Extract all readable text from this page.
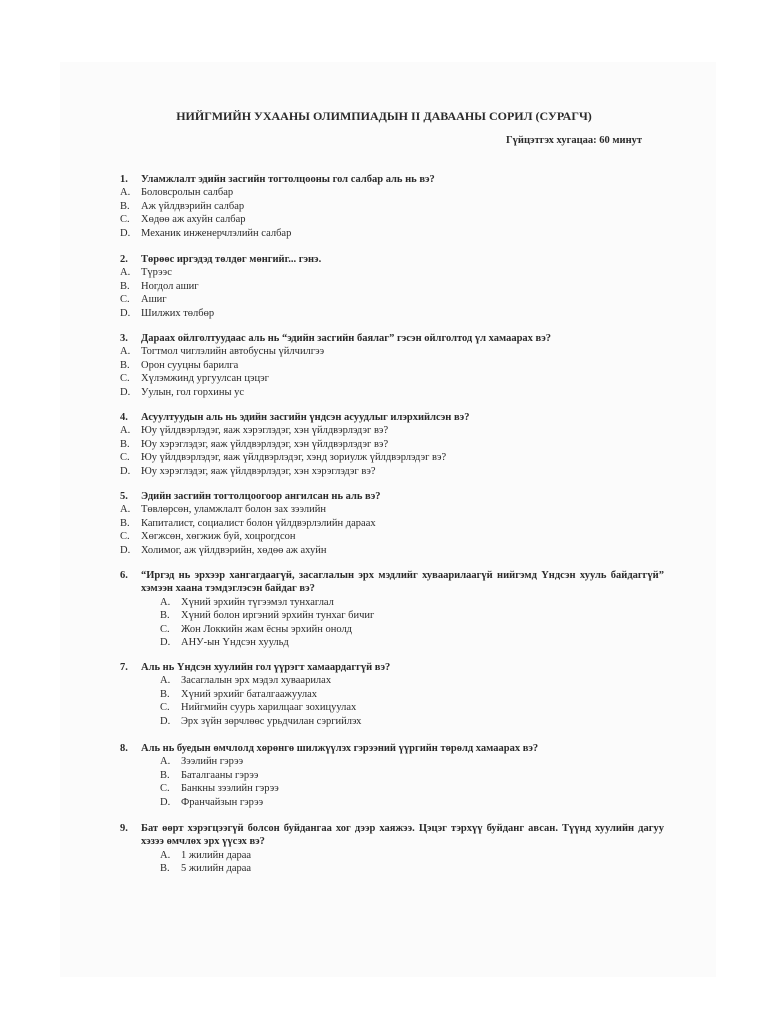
НИЙГМИЙН УХААНЫ ОЛИМПИАДЫН II ДАВААНЫ СОРИЛ (СУРАГЧ)
Гүйцэтгэх хугацаа: 60 минут
1.	Уламжлалт эдийн засгийн тогтолцооны гол салбар аль нь вэ?
A.	Боловсролын салбар
B.	Аж үйлдвэрийн салбар
C.	Хөдөө аж ахуйн салбар
D.	Механик инженерчлэлийн салбар
2.	Төрөөс иргэдэд төлдөг мөнгийг... гэнэ.
A.	Түрээс
B.	Ногдол ашиг
C.	Ашиг
D.	Шилжих төлбөр
3.	Дараах ойлголтуудаас аль нь “эдийн засгийн баялаг” гэсэн ойлголтод үл хамаарах вэ?
A.	Тогтмол чиглэлийн автобусны үйлчилгээ
B.	Орон сууцны барилга
C.	Хүлэмжинд ургуулсан цэцэг
D.	Уулын, гол горхины ус
4.	Асуултуудын аль нь эдийн засгийн үндсэн асуудлыг илэрхийлсэн вэ?
A.	Юу үйлдвэрлэдэг, яаж хэрэглэдэг, хэн үйлдвэрлэдэг вэ?
B.	Юу хэрэглэдэг, яаж үйлдвэрлэдэг, хэн үйлдвэрлэдэг вэ?
C.	Юу үйлдвэрлэдэг, яаж үйлдвэрлэдэг, хэнд зориулж үйлдвэрлэдэг вэ?
D.	Юу хэрэглэдэг, яаж үйлдвэрлэдэг, хэн хэрэглэдэг вэ?
5.	Эдийн засгийн тогтолцоогоор ангилсан нь аль вэ?
A.	Төвлөрсөн, уламжлалт болон зах зээлийн
B.	Капиталист, социалист болон үйлдвэрлэлийн дараах
C.	Хөгжсөн, хөгжиж буй, хоцрогдсон
D.	Холимог, аж үйлдвэрийн, хөдөө аж ахуйн
6.	“Иргэд нь эрхээр хангагдаагүй, засаглалын эрх мэдлийг хуваарилаагүй нийгэмд Үндсэн хууль байдаггүй” хэмээн хаана тэмдэглэсэн байдаг вэ?
A.	Хүний эрхийн түгээмэл тунхаглал
B.	Хүний болон иргэний эрхийн тунхаг бичиг
C.	Жон Локкийн жам ёсны эрхийн онолд
D.	АНУ-ын Үндсэн хуульд
7.	Аль нь Үндсэн хуулийн гол үүрэгт хамаардаггүй вэ?
A.	Засаглалын эрх мэдэл хуваарилах
B.	Хүний эрхийг баталгаажуулах
C.	Нийгмийн суурь харилцааг зохицуулах
D.	Эрх зүйн зөрчлөөс урьдчилан сэргийлэх
8.	Аль нь буедын өмчлолд хөрөнгө шилжүүлэх гэрээний үүргийн төрөлд хамаарах вэ?
A.	Зээлийн гэрээ
B.	Баталгааны гэрээ
C.	Банкны зээлийн гэрээ
D.	Франчайзын гэрээ
9.	Бат өөрт хэрэгцээгүй болсон буйдангаа хог дээр хаяжээ. Цэцэг тэрхүү буйданг авсан. Түүнд хуулийн дагуу хэзээ өмчлөх эрх үүсэх вэ?
A.	1 жилийн дараа
B.	5 жилийн дараа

------------------------------------------------------------------------

_What you have to do_:
Set down every record once more, word for word, without pictures.

_Result for this task_:
Extract all readable text from this page.
НИЙГМИЙН УХААНЫ ОЛИМПИАДЫН II ДАВААНЫ СОРИЛ (СУРАГЧ)
Гүйцэтгэх хугацаа: 60 минут
1.	Уламжлалт эдийн засгийн тогтолцооны гол салбар аль нь вэ?
A.	Боловсролын салбар
B.	Аж үйлдвэрийн салбар
C.	Хөдөө аж ахуйн салбар
D.	Механик инженерчлэлийн салбар
2.	Төрөөс иргэдэд төлдөг мөнгийг... гэнэ.
A.	Түрээс
B.	Ногдол ашиг
C.	Ашиг
D.	Шилжих төлбөр
3.	Дараах ойлголтуудаас аль нь “эдийн засгийн баялаг” гэсэн ойлголтод үл хамаарах вэ?
A.	Тогтмол чиглэлийн автобусны үйлчилгээ
B.	Орон сууцны барилга
C.	Хүлэмжинд ургуулсан цэцэг
D.	Уулын, гол горхины ус
4.	Асуултуудын аль нь эдийн засгийн үндсэн асуудлыг илэрхийлсэн вэ?
A.	Юу үйлдвэрлэдэг, яаж хэрэглэдэг, хэн үйлдвэрлэдэг вэ?
B.	Юу хэрэглэдэг, яаж үйлдвэрлэдэг, хэн үйлдвэрлэдэг вэ?
C.	Юу үйлдвэрлэдэг, яаж үйлдвэрлэдэг, хэнд зориулж үйлдвэрлэдэг вэ?
D.	Юу хэрэглэдэг, яаж үйлдвэрлэдэг, хэн хэрэглэдэг вэ?
5.	Эдийн засгийн тогтолцоогоор ангилсан нь аль вэ?
A.	Төвлөрсөн, уламжлалт болон зах зээлийн
B.	Капиталист, социалист болон үйлдвэрлэлийн дараах
C.	Хөгжсөн, хөгжиж буй, хоцрогдсон
D.	Холимог, аж үйлдвэрийн, хөдөө аж ахуйн
6.	“Иргэд нь эрхээр хангагдаагүй, засаглалын эрх мэдлийг хуваарилаагүй нийгэмд Үндсэн хууль байдаггүй” хэмээн хаана тэмдэглэсэн байдаг вэ?
A.	Хүний эрхийн түгээмэл тунхаглал
B.	Хүний болон иргэний эрхийн тунхаг бичиг
C.	Жон Локкийн жам ёсны эрхийн онолд
D.	АНУ-ын Үндсэн хуульд
7.	Аль нь Үндсэн хуулийн гол үүрэгт хамаардаггүй вэ?
A.	Засаглалын эрх мэдэл хуваарилах
B.	Хүний эрхийг баталгаажуулах
C.	Нийгмийн суурь харилцааг зохицуулах
D.	Эрх зүйн зөрчлөөс урьдчилан сэргийлэх
8.	Аль нь буедын өмчлолд хөрөнгө шилжүүлэх гэрээний үүргийн төрөлд хамаарах вэ?
A.	Зээлийн гэрээ
B.	Баталгааны гэрээ
C.	Банкны зээлийн гэрээ
D.	Франчайзын гэрээ
9.	Бат өөрт хэрэгцээгүй болсон буйдангаа хог дээр хаяжээ. Цэцэг тэрхүү буйданг авсан. Түүнд хуулийн дагуу хэзээ өмчлөх эрх үүсэх вэ?
A.	1 жилийн дараа
B.	5 жилийн дараа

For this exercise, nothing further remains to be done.